**Exercise data**
+===+

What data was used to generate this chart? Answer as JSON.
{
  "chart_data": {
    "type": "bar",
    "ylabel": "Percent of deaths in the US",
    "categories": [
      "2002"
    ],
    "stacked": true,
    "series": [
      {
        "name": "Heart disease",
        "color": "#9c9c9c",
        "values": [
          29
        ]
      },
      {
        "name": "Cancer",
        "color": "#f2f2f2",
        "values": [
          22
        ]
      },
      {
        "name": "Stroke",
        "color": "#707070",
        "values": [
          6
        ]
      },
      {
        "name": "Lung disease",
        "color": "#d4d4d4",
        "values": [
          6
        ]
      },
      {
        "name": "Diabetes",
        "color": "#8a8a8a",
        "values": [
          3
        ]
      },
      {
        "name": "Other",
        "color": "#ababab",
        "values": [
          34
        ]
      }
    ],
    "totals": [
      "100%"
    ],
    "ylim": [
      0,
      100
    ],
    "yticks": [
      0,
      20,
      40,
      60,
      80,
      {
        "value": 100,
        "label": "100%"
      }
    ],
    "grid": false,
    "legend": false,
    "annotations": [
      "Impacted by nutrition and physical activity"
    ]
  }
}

+===+

**Required work**
Produce an exact copy of all the records.

**The response**
What data was used to generate this chart? Answer as JSON.
{
  "chart_data": {
    "type": "bar",
    "ylabel": "Percent of deaths in the US",
    "categories": [
      "2002"
    ],
    "stacked": true,
    "series": [
      {
        "name": "Heart disease",
        "color": "#9c9c9c",
        "values": [
          29
        ]
      },
      {
        "name": "Cancer",
        "color": "#f2f2f2",
        "values": [
          22
        ]
      },
      {
        "name": "Stroke",
        "color": "#707070",
        "values": [
          6
        ]
      },
      {
        "name": "Lung disease",
        "color": "#d4d4d4",
        "values": [
          6
        ]
      },
      {
        "name": "Diabetes",
        "color": "#8a8a8a",
        "values": [
          3
        ]
      },
      {
        "name": "Other",
        "color": "#ababab",
        "values": [
          34
        ]
      }
    ],
    "totals": [
      "100%"
    ],
    "ylim": [
      0,
      100
    ],
    "yticks": [
      0,
      20,
      40,
      60,
      80,
      {
        "value": 100,
        "label": "100%"
      }
    ],
    "grid": false,
    "legend": false,
    "annotations": [
      "Impacted by nutrition and physical activity"
    ]
  }
}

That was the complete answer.